> [Problem to solve]: Only lines with the word "their" are needed; collect each of them from the listing below.
····················
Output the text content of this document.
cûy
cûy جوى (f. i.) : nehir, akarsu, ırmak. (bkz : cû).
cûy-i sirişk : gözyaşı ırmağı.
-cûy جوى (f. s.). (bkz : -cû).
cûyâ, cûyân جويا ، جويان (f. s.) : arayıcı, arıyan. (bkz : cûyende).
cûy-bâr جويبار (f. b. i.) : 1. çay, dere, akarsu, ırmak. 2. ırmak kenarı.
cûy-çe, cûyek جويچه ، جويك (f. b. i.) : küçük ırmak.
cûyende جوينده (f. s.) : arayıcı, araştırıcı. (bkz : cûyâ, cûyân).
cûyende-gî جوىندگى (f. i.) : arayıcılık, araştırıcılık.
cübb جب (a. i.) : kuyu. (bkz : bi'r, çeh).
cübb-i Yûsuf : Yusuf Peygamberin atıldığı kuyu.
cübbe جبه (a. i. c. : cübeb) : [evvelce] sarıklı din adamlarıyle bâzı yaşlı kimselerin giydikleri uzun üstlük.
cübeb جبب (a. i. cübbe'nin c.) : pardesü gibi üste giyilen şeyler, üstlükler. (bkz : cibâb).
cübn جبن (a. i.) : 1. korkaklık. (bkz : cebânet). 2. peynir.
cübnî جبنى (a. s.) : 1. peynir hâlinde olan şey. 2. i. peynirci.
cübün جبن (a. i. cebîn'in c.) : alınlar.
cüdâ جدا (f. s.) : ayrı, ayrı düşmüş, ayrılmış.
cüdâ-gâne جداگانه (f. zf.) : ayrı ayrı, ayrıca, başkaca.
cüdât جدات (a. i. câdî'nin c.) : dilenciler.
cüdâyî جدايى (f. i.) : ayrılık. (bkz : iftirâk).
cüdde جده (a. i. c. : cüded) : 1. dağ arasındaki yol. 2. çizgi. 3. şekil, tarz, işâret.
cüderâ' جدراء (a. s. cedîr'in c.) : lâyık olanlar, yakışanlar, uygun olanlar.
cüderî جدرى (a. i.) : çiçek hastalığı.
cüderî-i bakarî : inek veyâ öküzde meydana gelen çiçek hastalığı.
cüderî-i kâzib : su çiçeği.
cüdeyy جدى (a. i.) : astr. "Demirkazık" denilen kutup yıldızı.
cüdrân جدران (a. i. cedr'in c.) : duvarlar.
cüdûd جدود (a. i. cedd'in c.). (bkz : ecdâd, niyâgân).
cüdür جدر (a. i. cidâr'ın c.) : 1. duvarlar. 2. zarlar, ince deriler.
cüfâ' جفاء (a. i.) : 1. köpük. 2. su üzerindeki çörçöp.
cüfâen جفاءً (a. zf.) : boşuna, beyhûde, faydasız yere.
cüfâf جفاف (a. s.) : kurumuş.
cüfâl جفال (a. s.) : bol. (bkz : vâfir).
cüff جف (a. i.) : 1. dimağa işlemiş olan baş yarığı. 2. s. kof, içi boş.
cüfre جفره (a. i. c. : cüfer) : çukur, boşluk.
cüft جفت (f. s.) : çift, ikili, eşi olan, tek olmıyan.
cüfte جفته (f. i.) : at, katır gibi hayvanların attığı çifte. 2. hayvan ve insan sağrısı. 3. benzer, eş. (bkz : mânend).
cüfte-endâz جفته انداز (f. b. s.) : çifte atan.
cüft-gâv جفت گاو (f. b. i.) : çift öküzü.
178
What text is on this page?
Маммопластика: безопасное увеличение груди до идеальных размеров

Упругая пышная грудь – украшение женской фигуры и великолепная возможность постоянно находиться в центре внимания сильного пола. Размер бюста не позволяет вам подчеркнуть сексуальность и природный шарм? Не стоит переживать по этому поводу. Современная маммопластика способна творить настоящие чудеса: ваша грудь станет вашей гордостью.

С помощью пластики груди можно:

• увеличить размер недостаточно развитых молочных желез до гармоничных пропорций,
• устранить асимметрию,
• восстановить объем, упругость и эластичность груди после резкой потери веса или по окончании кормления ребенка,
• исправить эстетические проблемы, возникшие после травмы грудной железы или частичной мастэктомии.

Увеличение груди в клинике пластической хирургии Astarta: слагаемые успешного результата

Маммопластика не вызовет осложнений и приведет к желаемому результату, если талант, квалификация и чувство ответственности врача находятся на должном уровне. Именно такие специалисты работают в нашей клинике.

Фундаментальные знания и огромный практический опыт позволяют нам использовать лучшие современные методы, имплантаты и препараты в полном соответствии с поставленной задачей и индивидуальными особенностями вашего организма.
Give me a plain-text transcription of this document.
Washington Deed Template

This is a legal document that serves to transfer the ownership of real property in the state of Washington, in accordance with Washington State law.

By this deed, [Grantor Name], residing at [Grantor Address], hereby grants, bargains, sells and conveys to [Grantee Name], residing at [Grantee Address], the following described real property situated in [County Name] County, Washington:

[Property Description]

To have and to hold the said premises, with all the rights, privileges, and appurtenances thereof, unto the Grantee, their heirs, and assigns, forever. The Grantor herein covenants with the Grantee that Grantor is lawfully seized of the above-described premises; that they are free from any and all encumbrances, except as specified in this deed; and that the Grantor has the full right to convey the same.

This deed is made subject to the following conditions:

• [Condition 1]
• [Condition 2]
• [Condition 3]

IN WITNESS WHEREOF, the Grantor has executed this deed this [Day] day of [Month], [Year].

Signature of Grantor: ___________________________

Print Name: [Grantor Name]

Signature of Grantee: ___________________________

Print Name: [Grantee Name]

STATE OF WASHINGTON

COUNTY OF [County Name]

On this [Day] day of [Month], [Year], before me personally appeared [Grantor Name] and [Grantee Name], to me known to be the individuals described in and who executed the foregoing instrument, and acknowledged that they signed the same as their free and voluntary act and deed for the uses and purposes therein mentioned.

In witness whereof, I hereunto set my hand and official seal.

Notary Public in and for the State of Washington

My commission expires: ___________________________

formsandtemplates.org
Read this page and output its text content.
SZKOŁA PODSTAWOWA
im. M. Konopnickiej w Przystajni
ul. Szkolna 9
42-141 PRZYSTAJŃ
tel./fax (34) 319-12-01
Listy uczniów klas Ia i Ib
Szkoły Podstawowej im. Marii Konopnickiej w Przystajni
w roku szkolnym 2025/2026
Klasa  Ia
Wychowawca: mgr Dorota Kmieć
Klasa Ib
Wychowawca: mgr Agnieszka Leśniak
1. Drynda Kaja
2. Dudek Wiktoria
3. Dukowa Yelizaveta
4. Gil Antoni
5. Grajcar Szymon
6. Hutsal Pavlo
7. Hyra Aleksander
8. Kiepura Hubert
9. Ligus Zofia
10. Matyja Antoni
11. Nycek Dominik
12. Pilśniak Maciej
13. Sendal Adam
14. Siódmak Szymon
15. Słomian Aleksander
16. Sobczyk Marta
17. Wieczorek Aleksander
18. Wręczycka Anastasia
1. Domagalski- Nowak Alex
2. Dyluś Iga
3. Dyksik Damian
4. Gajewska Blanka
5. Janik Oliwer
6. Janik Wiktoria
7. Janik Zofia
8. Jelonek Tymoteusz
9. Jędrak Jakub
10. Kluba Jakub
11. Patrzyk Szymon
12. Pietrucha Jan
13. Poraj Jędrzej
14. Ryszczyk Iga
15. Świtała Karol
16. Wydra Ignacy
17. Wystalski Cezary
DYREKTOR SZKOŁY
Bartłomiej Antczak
····················
> [Finished exercise]:
To have and to hold the said premises, with all the rights, privileges, and appurtenances thereof, unto the Grantee, their heirs, and assigns, forever. The Grantor herein covenants with the Grantee that Grantor is lawfully seized of the above-described premises; that they are free from any and all encumbrances, except as specified in this deed; and that the Grantor has the full right to convey the same.
On this [Day] day of [Month], [Year], before me personally appeared [Grantor Name] and [Grantee Name], to me known to be the individuals described in and who executed the foregoing instrument, and acknowledged that they signed the same as their free and voluntary act and deed for the uses and purposes therein mentioned.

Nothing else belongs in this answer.